--- Extracted information ---

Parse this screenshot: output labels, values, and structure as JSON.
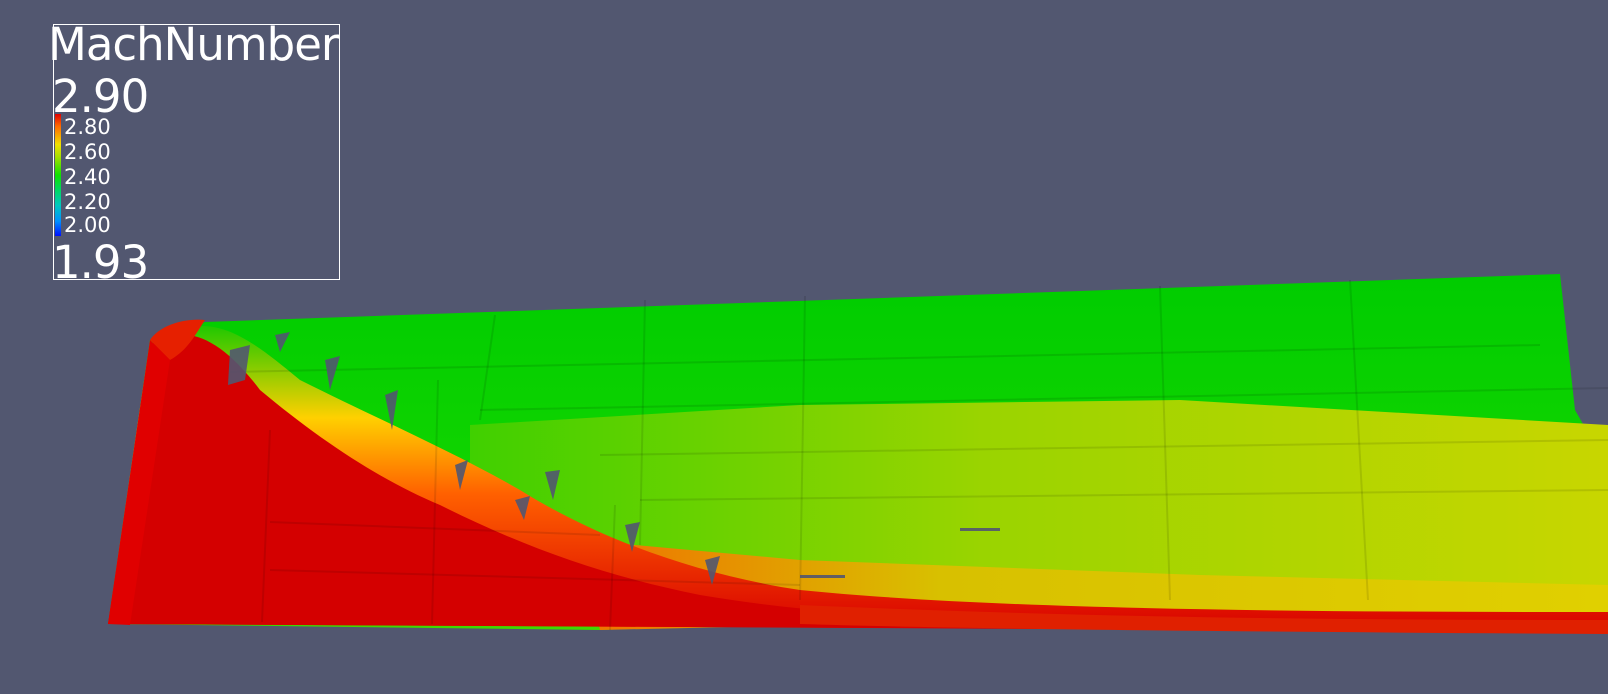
{
  "colorbar": {
    "title": "MachNumber",
    "max_label": "2.90",
    "min_label": "1.93",
    "ticks": [
      "2.80",
      "2.60",
      "2.40",
      "2.20",
      "2.00"
    ],
    "range": [
      1.93,
      2.9
    ],
    "colormap": [
      "#0010ff",
      "#00c8c0",
      "#10e000",
      "#f0e000",
      "#e00000"
    ]
  },
  "colors": {
    "background": "#525770",
    "legend_border": "#ffffff"
  }
}
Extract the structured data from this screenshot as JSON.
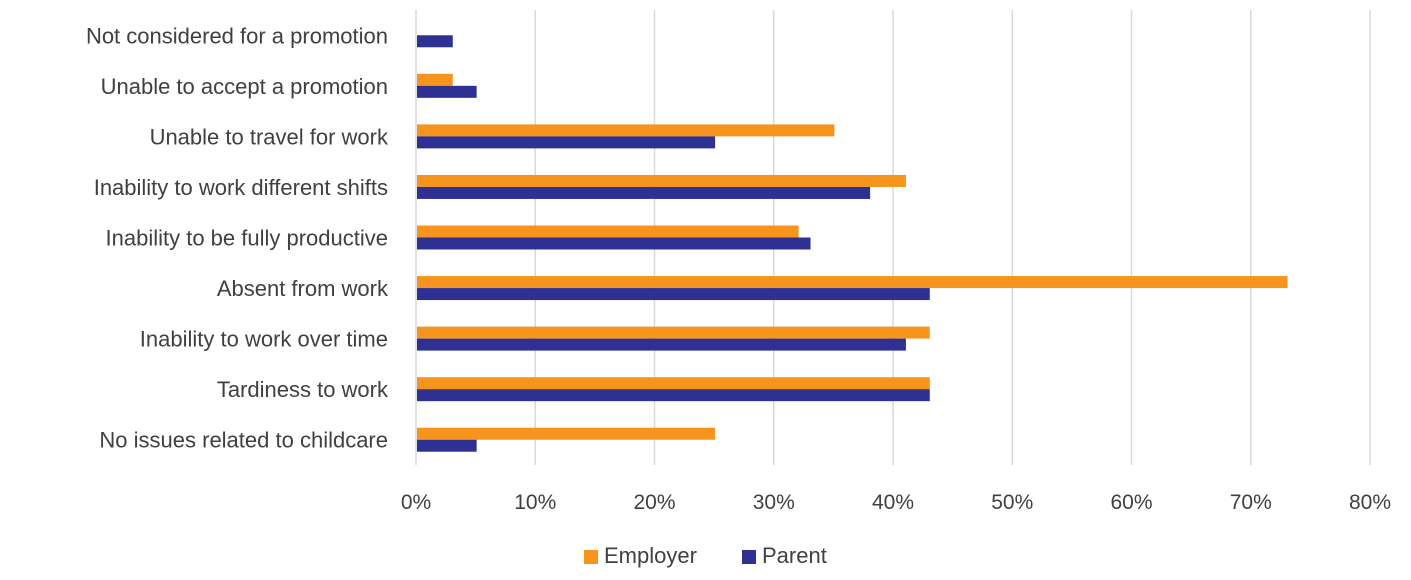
{
  "chart_data": {
    "type": "bar",
    "orientation": "horizontal",
    "categories": [
      "Not considered for a promotion",
      "Unable to accept a promotion",
      "Unable to travel for work",
      "Inability to work different shifts",
      "Inability to be fully productive",
      "Absent from work",
      "Inability to work over time",
      "Tardiness to work",
      "No issues related to childcare"
    ],
    "series": [
      {
        "name": "Employer",
        "color": "#F7941D",
        "values": [
          0,
          3,
          35,
          41,
          32,
          73,
          43,
          43,
          25
        ]
      },
      {
        "name": "Parent",
        "color": "#2E3192",
        "values": [
          3,
          5,
          25,
          38,
          33,
          43,
          41,
          43,
          5
        ]
      }
    ],
    "x_ticks": [
      "0%",
      "10%",
      "20%",
      "30%",
      "40%",
      "50%",
      "60%",
      "70%",
      "80%"
    ],
    "xlim": [
      0,
      80
    ],
    "value_unit": "percent",
    "grid": "vertical",
    "legend_position": "bottom",
    "title": "",
    "xlabel": "",
    "ylabel": ""
  }
}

---

## Instruction
Gather up every line from the listing above in which the word "work" occurs.

## Exercise result
      "Unable to travel for work",
      "Inability to work different shifts",
      "Absent from work",
      "Inability to work over time",
      "Tardiness to work",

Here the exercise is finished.